*WHAT TO PRODUCE*:
Look through the data below and count each line where the word "dropdown" appears. Reply with the count alone.

┌────────

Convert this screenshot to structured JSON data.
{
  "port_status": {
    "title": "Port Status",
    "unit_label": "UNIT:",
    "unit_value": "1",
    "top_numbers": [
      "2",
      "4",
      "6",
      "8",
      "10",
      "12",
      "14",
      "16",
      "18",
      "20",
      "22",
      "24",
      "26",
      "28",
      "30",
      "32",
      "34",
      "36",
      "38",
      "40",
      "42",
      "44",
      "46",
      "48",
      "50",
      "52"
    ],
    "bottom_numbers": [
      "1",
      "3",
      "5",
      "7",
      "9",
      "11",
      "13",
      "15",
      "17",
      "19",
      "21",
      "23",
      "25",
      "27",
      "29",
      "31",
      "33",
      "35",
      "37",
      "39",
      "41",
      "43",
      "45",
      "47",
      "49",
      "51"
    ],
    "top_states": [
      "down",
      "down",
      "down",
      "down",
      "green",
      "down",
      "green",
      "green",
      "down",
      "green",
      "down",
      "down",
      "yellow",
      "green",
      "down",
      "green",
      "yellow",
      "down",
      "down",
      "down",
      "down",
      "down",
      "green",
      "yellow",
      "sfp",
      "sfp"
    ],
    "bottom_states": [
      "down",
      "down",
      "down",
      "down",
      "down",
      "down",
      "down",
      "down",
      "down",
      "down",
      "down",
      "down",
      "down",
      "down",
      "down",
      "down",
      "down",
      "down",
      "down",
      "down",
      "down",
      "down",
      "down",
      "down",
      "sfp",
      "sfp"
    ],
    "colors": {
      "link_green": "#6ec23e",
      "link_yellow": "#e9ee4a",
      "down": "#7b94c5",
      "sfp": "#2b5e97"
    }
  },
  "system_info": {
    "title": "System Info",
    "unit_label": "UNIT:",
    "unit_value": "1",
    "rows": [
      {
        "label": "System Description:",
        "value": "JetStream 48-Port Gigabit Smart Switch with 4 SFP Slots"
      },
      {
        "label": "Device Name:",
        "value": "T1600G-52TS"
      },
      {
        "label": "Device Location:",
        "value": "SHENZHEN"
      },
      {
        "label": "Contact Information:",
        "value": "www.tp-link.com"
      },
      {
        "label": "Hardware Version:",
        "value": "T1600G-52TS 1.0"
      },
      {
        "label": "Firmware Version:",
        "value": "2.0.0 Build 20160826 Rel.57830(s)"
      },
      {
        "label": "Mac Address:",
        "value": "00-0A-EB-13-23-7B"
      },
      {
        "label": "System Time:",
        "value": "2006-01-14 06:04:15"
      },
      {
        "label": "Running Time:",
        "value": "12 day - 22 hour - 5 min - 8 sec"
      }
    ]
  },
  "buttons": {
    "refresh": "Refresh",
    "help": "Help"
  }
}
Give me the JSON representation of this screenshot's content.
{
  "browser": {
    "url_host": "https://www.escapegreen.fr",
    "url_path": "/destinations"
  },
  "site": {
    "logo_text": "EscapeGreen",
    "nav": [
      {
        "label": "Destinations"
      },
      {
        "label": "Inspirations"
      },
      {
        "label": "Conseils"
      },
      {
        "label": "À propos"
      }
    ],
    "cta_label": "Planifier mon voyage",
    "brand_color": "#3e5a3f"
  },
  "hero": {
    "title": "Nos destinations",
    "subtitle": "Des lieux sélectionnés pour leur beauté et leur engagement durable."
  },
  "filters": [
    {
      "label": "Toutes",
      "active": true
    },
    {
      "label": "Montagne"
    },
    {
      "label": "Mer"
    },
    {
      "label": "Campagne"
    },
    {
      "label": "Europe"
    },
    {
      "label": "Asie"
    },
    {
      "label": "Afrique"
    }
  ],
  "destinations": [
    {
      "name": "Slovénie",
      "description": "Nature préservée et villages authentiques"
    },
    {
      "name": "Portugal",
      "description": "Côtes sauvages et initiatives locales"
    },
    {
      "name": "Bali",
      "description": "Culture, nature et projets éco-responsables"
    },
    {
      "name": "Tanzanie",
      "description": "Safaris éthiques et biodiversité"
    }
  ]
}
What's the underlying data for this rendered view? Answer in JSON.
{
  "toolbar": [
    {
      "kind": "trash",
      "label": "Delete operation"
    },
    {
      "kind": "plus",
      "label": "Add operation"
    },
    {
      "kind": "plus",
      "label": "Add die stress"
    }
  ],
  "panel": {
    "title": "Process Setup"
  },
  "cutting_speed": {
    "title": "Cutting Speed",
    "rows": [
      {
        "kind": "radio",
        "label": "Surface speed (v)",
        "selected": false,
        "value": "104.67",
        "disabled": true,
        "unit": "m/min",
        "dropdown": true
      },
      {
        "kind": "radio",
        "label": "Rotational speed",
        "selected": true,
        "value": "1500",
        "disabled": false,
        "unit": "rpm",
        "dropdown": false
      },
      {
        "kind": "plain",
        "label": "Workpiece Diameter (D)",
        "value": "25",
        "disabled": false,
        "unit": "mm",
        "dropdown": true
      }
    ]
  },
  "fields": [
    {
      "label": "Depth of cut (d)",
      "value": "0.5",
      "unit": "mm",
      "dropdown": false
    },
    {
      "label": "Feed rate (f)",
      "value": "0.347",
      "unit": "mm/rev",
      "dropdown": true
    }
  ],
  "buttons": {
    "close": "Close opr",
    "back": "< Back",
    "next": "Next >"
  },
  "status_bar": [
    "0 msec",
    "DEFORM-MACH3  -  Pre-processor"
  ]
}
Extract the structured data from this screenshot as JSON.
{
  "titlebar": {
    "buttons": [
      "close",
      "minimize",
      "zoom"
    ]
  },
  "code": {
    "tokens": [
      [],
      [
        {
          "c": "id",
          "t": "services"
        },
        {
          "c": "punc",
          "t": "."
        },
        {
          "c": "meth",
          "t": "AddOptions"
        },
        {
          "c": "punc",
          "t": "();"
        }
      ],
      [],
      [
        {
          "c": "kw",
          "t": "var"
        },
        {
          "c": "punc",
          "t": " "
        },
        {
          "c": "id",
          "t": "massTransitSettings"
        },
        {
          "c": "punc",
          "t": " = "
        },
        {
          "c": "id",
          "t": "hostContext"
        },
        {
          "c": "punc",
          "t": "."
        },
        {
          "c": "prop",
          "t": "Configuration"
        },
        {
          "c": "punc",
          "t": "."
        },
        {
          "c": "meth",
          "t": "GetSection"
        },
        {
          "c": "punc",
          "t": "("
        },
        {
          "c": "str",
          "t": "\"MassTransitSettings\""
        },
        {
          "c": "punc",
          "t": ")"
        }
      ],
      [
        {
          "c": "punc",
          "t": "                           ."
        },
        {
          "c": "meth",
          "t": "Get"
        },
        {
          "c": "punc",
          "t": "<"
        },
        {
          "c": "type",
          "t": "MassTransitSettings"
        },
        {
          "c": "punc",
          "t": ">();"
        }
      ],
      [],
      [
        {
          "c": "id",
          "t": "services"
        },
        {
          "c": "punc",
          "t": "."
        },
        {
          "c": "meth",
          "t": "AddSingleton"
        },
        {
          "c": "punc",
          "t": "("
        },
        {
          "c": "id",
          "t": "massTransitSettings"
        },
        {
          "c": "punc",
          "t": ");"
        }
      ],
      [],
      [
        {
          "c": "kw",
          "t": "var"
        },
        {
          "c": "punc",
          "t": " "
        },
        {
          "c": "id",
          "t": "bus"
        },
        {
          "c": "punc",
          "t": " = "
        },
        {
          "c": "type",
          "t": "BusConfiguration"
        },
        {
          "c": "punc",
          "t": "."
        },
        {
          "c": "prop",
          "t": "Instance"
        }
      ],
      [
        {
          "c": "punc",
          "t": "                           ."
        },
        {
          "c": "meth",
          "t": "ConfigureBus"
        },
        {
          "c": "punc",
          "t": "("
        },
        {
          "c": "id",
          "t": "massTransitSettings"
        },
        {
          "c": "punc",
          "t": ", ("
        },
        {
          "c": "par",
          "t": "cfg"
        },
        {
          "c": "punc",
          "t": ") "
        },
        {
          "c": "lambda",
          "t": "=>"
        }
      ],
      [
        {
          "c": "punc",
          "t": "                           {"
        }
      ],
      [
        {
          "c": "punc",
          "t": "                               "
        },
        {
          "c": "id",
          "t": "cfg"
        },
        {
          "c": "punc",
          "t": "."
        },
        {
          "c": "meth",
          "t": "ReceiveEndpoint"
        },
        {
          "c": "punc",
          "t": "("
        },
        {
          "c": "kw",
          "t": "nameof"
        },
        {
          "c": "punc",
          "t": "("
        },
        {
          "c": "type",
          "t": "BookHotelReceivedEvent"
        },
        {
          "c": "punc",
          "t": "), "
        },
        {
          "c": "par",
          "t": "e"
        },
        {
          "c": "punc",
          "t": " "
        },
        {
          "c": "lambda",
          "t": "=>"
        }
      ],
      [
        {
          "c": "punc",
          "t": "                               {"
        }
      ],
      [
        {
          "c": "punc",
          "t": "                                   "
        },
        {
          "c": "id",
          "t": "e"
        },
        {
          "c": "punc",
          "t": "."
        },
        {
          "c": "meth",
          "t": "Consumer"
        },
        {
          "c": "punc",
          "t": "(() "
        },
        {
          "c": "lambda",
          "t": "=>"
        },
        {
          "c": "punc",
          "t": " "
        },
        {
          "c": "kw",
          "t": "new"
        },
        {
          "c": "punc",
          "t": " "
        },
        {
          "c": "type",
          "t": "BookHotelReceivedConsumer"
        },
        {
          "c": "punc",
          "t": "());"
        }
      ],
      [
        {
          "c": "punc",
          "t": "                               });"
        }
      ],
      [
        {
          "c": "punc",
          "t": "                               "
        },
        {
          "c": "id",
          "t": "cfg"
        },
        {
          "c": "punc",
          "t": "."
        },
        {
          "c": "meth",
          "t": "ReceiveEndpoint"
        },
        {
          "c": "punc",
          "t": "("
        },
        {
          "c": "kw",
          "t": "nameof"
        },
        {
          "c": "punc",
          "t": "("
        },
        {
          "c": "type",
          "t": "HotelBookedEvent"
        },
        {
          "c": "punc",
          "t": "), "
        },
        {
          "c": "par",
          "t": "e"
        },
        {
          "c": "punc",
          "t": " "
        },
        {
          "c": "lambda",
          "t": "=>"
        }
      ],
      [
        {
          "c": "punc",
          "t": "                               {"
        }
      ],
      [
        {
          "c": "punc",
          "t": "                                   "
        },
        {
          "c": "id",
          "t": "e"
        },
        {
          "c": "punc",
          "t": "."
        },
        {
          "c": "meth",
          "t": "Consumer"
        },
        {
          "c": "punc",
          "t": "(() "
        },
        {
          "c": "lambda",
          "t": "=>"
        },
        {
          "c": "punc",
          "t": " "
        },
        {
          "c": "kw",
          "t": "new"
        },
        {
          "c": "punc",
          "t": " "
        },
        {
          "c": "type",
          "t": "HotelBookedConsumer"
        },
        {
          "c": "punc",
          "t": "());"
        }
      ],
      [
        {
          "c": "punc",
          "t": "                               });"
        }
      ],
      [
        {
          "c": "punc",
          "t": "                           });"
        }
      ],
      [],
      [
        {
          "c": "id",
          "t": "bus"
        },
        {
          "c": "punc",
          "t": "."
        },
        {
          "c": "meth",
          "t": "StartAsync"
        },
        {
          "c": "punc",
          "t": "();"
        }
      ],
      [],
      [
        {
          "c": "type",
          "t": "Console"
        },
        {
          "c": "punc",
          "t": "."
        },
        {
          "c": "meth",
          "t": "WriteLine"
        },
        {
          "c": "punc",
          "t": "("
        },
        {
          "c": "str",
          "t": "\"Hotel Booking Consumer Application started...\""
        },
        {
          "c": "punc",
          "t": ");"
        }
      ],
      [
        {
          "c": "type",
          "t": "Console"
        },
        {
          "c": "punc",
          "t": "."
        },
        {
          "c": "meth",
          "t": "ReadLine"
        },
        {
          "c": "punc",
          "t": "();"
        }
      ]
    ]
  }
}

└────────

*RESPONSE FOR THIS EXERCISE*:
5